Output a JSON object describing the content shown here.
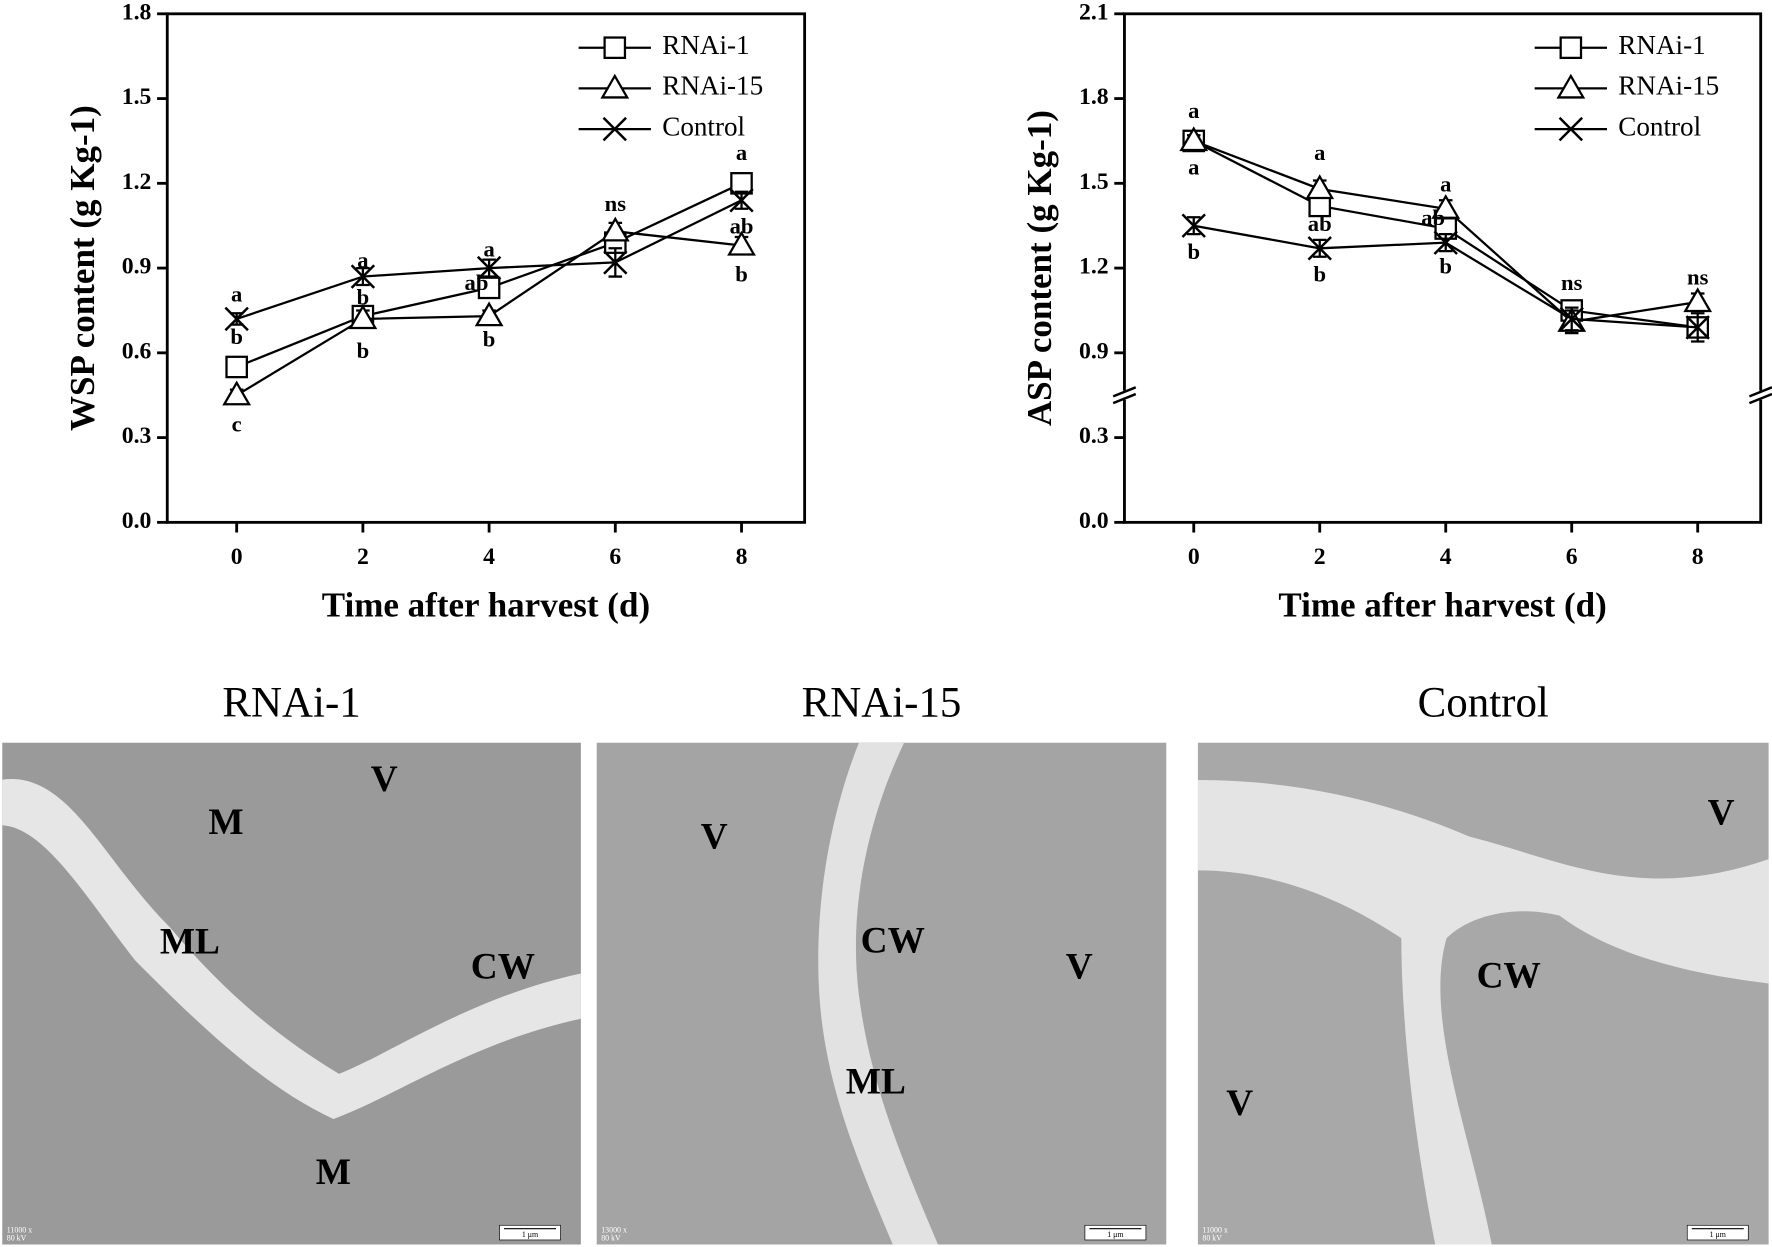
{
  "chart_data": [
    {
      "type": "line",
      "ylabel": "WSP content (g Kg-1)",
      "xlabel": "Time after harvest (d)",
      "x": [
        0,
        2,
        4,
        6,
        8
      ],
      "xlim": [
        -1.1,
        9
      ],
      "xticks": [
        0,
        2,
        4,
        6,
        8
      ],
      "ylim": [
        0,
        1.8
      ],
      "yticks": [
        {
          "value": 0,
          "label": "0.0"
        },
        0.3,
        0.6,
        0.9,
        1.2,
        1.5,
        1.8
      ],
      "legend": "upper right",
      "grid": false,
      "series": [
        {
          "name": "RNAi-1",
          "color": "#000000",
          "marker": "square",
          "values": [
            0.55,
            0.73,
            0.83,
            0.99,
            1.2
          ],
          "errors": [
            0.02,
            0.02,
            0.03,
            0.03,
            0.03
          ]
        },
        {
          "name": "RNAi-15",
          "color": "#000000",
          "marker": "triangle",
          "values": [
            0.45,
            0.72,
            0.73,
            1.03,
            0.98
          ],
          "errors": [
            0.02,
            0.03,
            0.02,
            0.03,
            0.03
          ]
        },
        {
          "name": "Control",
          "color": "#000000",
          "marker": "x",
          "values": [
            0.72,
            0.87,
            0.9,
            0.92,
            1.14
          ],
          "errors": [
            0.02,
            0.03,
            0.03,
            0.05,
            0.03
          ]
        }
      ],
      "annotations": [
        {
          "x": 0,
          "y": 0.8,
          "text": "a"
        },
        {
          "x": 0,
          "y": 0.65,
          "text": "b"
        },
        {
          "x": 0,
          "y": 0.34,
          "text": "c"
        },
        {
          "x": 2,
          "y": 0.92,
          "text": "a"
        },
        {
          "x": 2,
          "y": 0.79,
          "text": "b"
        },
        {
          "x": 2,
          "y": 0.6,
          "text": "b"
        },
        {
          "x": 4,
          "y": 0.96,
          "text": "a"
        },
        {
          "x": 3.8,
          "y": 0.84,
          "text": "ab"
        },
        {
          "x": 4,
          "y": 0.64,
          "text": "b"
        },
        {
          "x": 6,
          "y": 1.12,
          "text": "ns"
        },
        {
          "x": 8,
          "y": 1.3,
          "text": "a"
        },
        {
          "x": 8,
          "y": 1.04,
          "text": "ab"
        },
        {
          "x": 8,
          "y": 0.87,
          "text": "b"
        }
      ]
    },
    {
      "type": "line",
      "ylabel": "ASP content (g Kg-1)",
      "xlabel": "Time after harvest (d)",
      "x": [
        0,
        2,
        4,
        6,
        8
      ],
      "xlim": [
        -1.1,
        9
      ],
      "xticks": [
        0,
        2,
        4,
        6,
        8
      ],
      "ylim": [
        0,
        2.1
      ],
      "ybreak": [
        0.45,
        0.75
      ],
      "yticks": [
        {
          "value": 0,
          "label": "0.0"
        },
        0.3,
        0.9,
        1.2,
        1.5,
        1.8,
        2.1
      ],
      "legend": "upper right",
      "grid": false,
      "series": [
        {
          "name": "RNAi-1",
          "color": "#000000",
          "marker": "square",
          "values": [
            1.65,
            1.42,
            1.34,
            1.05,
            0.99
          ],
          "errors": [
            0.02,
            0.03,
            0.03,
            0.03,
            0.03
          ]
        },
        {
          "name": "RNAi-15",
          "color": "#000000",
          "marker": "triangle",
          "values": [
            1.65,
            1.48,
            1.41,
            1.01,
            1.08
          ],
          "errors": [
            0.02,
            0.03,
            0.03,
            0.04,
            0.03
          ]
        },
        {
          "name": "Control",
          "color": "#000000",
          "marker": "x",
          "values": [
            1.35,
            1.27,
            1.29,
            1.02,
            0.99
          ],
          "errors": [
            0.03,
            0.03,
            0.03,
            0.04,
            0.05
          ]
        }
      ],
      "annotations": [
        {
          "x": 0,
          "y": 1.75,
          "text": "a"
        },
        {
          "x": 0,
          "y": 1.55,
          "text": "a"
        },
        {
          "x": 0,
          "y": 1.25,
          "text": "b"
        },
        {
          "x": 2,
          "y": 1.6,
          "text": "a"
        },
        {
          "x": 2,
          "y": 1.35,
          "text": "ab"
        },
        {
          "x": 2,
          "y": 1.17,
          "text": "b"
        },
        {
          "x": 4,
          "y": 1.49,
          "text": "a"
        },
        {
          "x": 3.8,
          "y": 1.37,
          "text": "ab"
        },
        {
          "x": 4,
          "y": 1.2,
          "text": "b"
        },
        {
          "x": 6,
          "y": 1.14,
          "text": "ns"
        },
        {
          "x": 8,
          "y": 1.16,
          "text": "ns"
        }
      ]
    }
  ],
  "micrographs": [
    {
      "title": "RNAi-1",
      "labels": [
        "V",
        "M",
        "ML",
        "CW",
        "M"
      ],
      "magnification": "11000 x",
      "voltage": "80 kV",
      "scale_bar": "1 μm"
    },
    {
      "title": "RNAi-15",
      "labels": [
        "V",
        "CW",
        "V",
        "ML"
      ],
      "magnification": "13000 x",
      "voltage": "80 kV",
      "scale_bar": "1 μm"
    },
    {
      "title": "Control",
      "labels": [
        "V",
        "CW",
        "V"
      ],
      "magnification": "11000 x",
      "voltage": "80 kV",
      "scale_bar": "1 μm"
    }
  ]
}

Exercise brief = Write out again every line above exactly as given; the pictures do not belong in the copy.

Full solution =
Output a JSON object describing the content shown here.
{
  "chart_data": [
    {
      "type": "line",
      "ylabel": "WSP content (g Kg-1)",
      "xlabel": "Time after harvest (d)",
      "x": [
        0,
        2,
        4,
        6,
        8
      ],
      "xlim": [
        -1.1,
        9
      ],
      "xticks": [
        0,
        2,
        4,
        6,
        8
      ],
      "ylim": [
        0,
        1.8
      ],
      "yticks": [
        {
          "value": 0,
          "label": "0.0"
        },
        0.3,
        0.6,
        0.9,
        1.2,
        1.5,
        1.8
      ],
      "legend": "upper right",
      "grid": false,
      "series": [
        {
          "name": "RNAi-1",
          "color": "#000000",
          "marker": "square",
          "values": [
            0.55,
            0.73,
            0.83,
            0.99,
            1.2
          ],
          "errors": [
            0.02,
            0.02,
            0.03,
            0.03,
            0.03
          ]
        },
        {
          "name": "RNAi-15",
          "color": "#000000",
          "marker": "triangle",
          "values": [
            0.45,
            0.72,
            0.73,
            1.03,
            0.98
          ],
          "errors": [
            0.02,
            0.03,
            0.02,
            0.03,
            0.03
          ]
        },
        {
          "name": "Control",
          "color": "#000000",
          "marker": "x",
          "values": [
            0.72,
            0.87,
            0.9,
            0.92,
            1.14
          ],
          "errors": [
            0.02,
            0.03,
            0.03,
            0.05,
            0.03
          ]
        }
      ],
      "annotations": [
        {
          "x": 0,
          "y": 0.8,
          "text": "a"
        },
        {
          "x": 0,
          "y": 0.65,
          "text": "b"
        },
        {
          "x": 0,
          "y": 0.34,
          "text": "c"
        },
        {
          "x": 2,
          "y": 0.92,
          "text": "a"
        },
        {
          "x": 2,
          "y": 0.79,
          "text": "b"
        },
        {
          "x": 2,
          "y": 0.6,
          "text": "b"
        },
        {
          "x": 4,
          "y": 0.96,
          "text": "a"
        },
        {
          "x": 3.8,
          "y": 0.84,
          "text": "ab"
        },
        {
          "x": 4,
          "y": 0.64,
          "text": "b"
        },
        {
          "x": 6,
          "y": 1.12,
          "text": "ns"
        },
        {
          "x": 8,
          "y": 1.3,
          "text": "a"
        },
        {
          "x": 8,
          "y": 1.04,
          "text": "ab"
        },
        {
          "x": 8,
          "y": 0.87,
          "text": "b"
        }
      ]
    },
    {
      "type": "line",
      "ylabel": "ASP content (g Kg-1)",
      "xlabel": "Time after harvest (d)",
      "x": [
        0,
        2,
        4,
        6,
        8
      ],
      "xlim": [
        -1.1,
        9
      ],
      "xticks": [
        0,
        2,
        4,
        6,
        8
      ],
      "ylim": [
        0,
        2.1
      ],
      "ybreak": [
        0.45,
        0.75
      ],
      "yticks": [
        {
          "value": 0,
          "label": "0.0"
        },
        0.3,
        0.9,
        1.2,
        1.5,
        1.8,
        2.1
      ],
      "legend": "upper right",
      "grid": false,
      "series": [
        {
          "name": "RNAi-1",
          "color": "#000000",
          "marker": "square",
          "values": [
            1.65,
            1.42,
            1.34,
            1.05,
            0.99
          ],
          "errors": [
            0.02,
            0.03,
            0.03,
            0.03,
            0.03
          ]
        },
        {
          "name": "RNAi-15",
          "color": "#000000",
          "marker": "triangle",
          "values": [
            1.65,
            1.48,
            1.41,
            1.01,
            1.08
          ],
          "errors": [
            0.02,
            0.03,
            0.03,
            0.04,
            0.03
          ]
        },
        {
          "name": "Control",
          "color": "#000000",
          "marker": "x",
          "values": [
            1.35,
            1.27,
            1.29,
            1.02,
            0.99
          ],
          "errors": [
            0.03,
            0.03,
            0.03,
            0.04,
            0.05
          ]
        }
      ],
      "annotations": [
        {
          "x": 0,
          "y": 1.75,
          "text": "a"
        },
        {
          "x": 0,
          "y": 1.55,
          "text": "a"
        },
        {
          "x": 0,
          "y": 1.25,
          "text": "b"
        },
        {
          "x": 2,
          "y": 1.6,
          "text": "a"
        },
        {
          "x": 2,
          "y": 1.35,
          "text": "ab"
        },
        {
          "x": 2,
          "y": 1.17,
          "text": "b"
        },
        {
          "x": 4,
          "y": 1.49,
          "text": "a"
        },
        {
          "x": 3.8,
          "y": 1.37,
          "text": "ab"
        },
        {
          "x": 4,
          "y": 1.2,
          "text": "b"
        },
        {
          "x": 6,
          "y": 1.14,
          "text": "ns"
        },
        {
          "x": 8,
          "y": 1.16,
          "text": "ns"
        }
      ]
    }
  ],
  "micrographs": [
    {
      "title": "RNAi-1",
      "labels": [
        "V",
        "M",
        "ML",
        "CW",
        "M"
      ],
      "magnification": "11000 x",
      "voltage": "80 kV",
      "scale_bar": "1 μm"
    },
    {
      "title": "RNAi-15",
      "labels": [
        "V",
        "CW",
        "V",
        "ML"
      ],
      "magnification": "13000 x",
      "voltage": "80 kV",
      "scale_bar": "1 μm"
    },
    {
      "title": "Control",
      "labels": [
        "V",
        "CW",
        "V"
      ],
      "magnification": "11000 x",
      "voltage": "80 kV",
      "scale_bar": "1 μm"
    }
  ]
}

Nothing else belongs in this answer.